Work request 1
On the movie page below, what color shows the Fo-Fc map at 3 sigma?
Work request 2
From the movie page below, copy the passage starting with "This is a movie" and going on through "Just for Fun...".

Extract
This is a movie made of an acual refinement run of one of my structures. The tan map is the 2Fo-Fc at 1 sigma, the green is Fo-Fc at 3 sigma, and the red is Fc-Fo at 3 sigma. The model is colored by B-factor: blue is coldest, red is hottest. All the maps are updated with each refinement step. It is interesting to see how the map evolves and the model moves around. It's a pain to make, but I have disovered some very interesting things in movies like this. For example, sometimes renegade water molecules can smack into your protein, knocking it out of density, and leaving you to wonder why your model won't stay put. It was also fascinating to see how maximum-likelihood refinement, over hundreds of cycles, eventually pulled the lysine side chain on the top right into a blob of nearby density.


Just for Fun...

Y2K movie trailer

This one here is just for fun. It's a mock movie trailer for something we should really all be ashamed of ourselves for being afraid of. Yes, I know there was a "real" "Y2K the Movie" in 1999. In fact, there were several. This was not one of them. I have err... borrowed images and sounds from some of the best movies ever made. It was a lot of fun to make, but I'll warn you, it's kind of big: 15Mb. I have a 3Mb version for those of you who are still stuck with 20th century computers! :)

Entries provided

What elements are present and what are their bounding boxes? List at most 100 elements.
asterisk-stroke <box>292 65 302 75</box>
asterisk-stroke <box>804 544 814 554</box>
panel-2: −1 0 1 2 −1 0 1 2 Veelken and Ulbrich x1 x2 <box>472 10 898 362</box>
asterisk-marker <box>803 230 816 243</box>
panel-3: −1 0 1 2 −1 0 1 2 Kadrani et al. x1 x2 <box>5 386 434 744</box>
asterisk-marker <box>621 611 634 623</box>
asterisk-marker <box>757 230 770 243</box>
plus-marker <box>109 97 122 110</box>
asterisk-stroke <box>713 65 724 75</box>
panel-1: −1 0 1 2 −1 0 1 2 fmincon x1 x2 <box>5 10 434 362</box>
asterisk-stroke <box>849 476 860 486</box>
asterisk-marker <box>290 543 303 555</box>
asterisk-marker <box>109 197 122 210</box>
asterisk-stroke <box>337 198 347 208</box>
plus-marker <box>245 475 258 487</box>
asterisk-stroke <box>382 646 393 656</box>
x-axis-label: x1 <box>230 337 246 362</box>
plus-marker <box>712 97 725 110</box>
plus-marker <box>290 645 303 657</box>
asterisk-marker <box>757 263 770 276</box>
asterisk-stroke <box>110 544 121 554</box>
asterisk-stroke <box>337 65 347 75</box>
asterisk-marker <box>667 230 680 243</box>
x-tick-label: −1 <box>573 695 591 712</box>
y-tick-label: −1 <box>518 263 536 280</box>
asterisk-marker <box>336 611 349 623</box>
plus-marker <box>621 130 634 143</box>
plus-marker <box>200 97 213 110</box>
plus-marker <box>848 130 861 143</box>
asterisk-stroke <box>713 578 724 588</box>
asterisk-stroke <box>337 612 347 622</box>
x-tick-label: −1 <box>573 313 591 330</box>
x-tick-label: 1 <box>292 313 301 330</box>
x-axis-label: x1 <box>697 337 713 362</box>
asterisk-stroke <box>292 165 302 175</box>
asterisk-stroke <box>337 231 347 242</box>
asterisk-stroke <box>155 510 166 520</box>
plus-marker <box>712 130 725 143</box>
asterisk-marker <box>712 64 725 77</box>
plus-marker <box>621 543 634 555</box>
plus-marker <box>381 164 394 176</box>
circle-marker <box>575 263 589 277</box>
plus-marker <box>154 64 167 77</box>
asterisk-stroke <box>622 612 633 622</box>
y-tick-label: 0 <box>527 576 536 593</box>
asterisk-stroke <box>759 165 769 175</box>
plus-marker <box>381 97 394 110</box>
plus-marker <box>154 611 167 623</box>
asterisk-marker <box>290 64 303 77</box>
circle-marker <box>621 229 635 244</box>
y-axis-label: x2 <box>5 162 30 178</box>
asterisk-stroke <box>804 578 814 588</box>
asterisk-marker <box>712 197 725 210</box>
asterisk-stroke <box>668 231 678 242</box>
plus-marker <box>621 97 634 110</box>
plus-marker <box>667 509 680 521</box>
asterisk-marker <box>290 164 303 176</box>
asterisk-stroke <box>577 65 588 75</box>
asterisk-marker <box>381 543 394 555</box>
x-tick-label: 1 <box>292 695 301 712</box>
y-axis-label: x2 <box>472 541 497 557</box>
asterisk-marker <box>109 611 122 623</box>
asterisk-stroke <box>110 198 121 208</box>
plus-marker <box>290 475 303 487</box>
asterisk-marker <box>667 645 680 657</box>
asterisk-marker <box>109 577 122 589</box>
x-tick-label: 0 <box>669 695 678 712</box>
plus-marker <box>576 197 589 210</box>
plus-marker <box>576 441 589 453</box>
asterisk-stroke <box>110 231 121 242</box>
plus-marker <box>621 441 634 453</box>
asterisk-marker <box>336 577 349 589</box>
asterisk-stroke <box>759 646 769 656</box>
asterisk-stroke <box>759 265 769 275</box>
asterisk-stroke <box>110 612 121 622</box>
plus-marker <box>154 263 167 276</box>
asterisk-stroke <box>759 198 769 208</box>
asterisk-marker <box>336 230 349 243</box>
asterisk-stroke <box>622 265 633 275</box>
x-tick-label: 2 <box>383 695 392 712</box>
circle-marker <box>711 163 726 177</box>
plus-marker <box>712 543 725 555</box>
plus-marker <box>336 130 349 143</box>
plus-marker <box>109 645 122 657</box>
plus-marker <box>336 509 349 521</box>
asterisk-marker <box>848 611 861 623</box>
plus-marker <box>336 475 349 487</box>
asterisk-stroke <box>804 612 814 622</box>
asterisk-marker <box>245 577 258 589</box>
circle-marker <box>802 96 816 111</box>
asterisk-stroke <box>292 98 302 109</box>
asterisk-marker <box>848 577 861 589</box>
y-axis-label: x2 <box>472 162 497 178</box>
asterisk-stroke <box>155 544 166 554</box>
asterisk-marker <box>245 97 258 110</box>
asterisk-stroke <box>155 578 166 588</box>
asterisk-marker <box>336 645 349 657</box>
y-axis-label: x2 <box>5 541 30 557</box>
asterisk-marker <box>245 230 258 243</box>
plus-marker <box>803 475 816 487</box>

Answer 1
Green.

Answer 2
This is a movie made of an acual refinement run of one of my structures. The tan map is the 2Fo-Fc at 1 sigma, the green is Fo-Fc at 3 sigma, and the red is Fc-Fo at 3 sigma. The model is colored by B-factor: blue is coldest, red is hottest. All the maps are updated with each refinement step. It is interesting to see how the map evolves and the model moves around. It's a pain to make, but I have disovered some very interesting things in movies like this. For example, sometimes renegade water molecules can smack into your protein, knocking it out of density, and leaving you to wonder why your model won't stay put. It was also fascinating to see how maximum-likelihood refinement, over hundreds of cycles, eventually pulled the lysine side chain on the top right into a blob of nearby density.


Just for Fun...